#### Records for the exercise

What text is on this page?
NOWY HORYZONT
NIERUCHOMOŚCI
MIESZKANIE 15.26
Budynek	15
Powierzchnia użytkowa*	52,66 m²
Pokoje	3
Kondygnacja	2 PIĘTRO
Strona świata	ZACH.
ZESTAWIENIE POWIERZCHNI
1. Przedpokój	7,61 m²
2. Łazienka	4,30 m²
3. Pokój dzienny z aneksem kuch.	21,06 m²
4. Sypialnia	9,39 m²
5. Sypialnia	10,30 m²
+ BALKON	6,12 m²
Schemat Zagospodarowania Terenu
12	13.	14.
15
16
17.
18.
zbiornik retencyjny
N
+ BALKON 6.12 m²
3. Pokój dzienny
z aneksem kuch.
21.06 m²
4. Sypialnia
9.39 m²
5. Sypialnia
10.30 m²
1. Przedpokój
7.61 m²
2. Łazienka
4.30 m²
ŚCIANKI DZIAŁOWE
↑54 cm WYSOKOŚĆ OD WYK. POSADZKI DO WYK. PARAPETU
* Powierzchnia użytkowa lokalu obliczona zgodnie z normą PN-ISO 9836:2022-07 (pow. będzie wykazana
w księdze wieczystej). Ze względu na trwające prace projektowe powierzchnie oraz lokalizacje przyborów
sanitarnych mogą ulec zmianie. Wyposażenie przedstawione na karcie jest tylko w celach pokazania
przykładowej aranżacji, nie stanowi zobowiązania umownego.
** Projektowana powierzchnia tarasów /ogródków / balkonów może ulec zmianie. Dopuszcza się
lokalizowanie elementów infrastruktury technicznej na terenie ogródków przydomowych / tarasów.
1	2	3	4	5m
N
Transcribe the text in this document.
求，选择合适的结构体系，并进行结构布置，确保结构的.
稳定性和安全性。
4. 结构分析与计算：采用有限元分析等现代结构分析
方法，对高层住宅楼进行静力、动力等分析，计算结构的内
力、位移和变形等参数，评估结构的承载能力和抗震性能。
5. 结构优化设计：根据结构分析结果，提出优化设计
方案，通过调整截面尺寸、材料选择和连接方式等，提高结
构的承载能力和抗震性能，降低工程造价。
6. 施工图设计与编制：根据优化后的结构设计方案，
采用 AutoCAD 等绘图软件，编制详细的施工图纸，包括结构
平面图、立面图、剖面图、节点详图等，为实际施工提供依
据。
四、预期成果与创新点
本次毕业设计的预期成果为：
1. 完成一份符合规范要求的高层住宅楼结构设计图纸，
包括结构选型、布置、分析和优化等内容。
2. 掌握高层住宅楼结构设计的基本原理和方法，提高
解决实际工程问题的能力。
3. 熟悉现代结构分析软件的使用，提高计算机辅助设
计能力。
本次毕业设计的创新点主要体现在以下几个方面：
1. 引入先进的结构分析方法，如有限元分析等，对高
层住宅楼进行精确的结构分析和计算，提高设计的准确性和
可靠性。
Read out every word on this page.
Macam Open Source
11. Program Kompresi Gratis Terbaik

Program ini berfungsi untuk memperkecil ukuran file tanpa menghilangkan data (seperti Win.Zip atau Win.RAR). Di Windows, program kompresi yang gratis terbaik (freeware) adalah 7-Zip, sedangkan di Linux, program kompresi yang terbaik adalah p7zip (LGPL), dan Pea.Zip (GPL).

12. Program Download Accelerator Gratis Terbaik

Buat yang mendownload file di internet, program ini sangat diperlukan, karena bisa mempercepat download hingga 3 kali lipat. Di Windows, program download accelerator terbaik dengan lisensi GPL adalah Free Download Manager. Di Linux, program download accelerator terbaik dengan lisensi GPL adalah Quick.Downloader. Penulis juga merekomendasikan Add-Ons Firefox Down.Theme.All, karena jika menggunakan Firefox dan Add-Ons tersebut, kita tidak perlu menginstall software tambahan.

########

● **Task to complete**
Filter the entries down to the lines containing "Sypialnia". Copy each of those lines.

● **Task answer**
4. Sypialnia	9,39 m²
5. Sypialnia	10,30 m²
4. Sypialnia
5. Sypialnia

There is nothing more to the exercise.